Count how many lines contain "Accounts" and reply with that number only.

________

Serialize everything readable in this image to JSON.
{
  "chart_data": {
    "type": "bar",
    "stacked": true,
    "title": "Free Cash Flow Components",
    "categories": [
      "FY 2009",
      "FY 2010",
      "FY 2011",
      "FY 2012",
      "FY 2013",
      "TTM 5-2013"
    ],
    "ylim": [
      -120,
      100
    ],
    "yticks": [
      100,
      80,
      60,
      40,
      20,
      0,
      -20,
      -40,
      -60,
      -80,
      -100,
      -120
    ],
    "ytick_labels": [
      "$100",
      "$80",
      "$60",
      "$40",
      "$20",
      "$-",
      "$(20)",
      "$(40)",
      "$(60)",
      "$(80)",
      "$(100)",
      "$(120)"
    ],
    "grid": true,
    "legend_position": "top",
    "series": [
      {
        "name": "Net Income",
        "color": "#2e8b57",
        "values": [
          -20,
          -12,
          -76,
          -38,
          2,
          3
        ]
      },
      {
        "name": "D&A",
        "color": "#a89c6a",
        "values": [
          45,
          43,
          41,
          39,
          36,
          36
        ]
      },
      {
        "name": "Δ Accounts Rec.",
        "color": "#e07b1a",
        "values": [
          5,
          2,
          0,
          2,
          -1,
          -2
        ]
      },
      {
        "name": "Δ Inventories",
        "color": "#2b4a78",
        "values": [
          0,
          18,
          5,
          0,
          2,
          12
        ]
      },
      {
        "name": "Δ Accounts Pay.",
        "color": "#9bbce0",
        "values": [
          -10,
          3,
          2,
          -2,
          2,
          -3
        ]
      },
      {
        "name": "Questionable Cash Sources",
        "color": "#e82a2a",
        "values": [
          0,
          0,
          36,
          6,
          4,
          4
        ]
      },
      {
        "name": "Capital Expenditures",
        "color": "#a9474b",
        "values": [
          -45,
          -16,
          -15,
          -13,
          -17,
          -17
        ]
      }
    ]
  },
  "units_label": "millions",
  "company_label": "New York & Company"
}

________

_TASK SOLUTION:_
2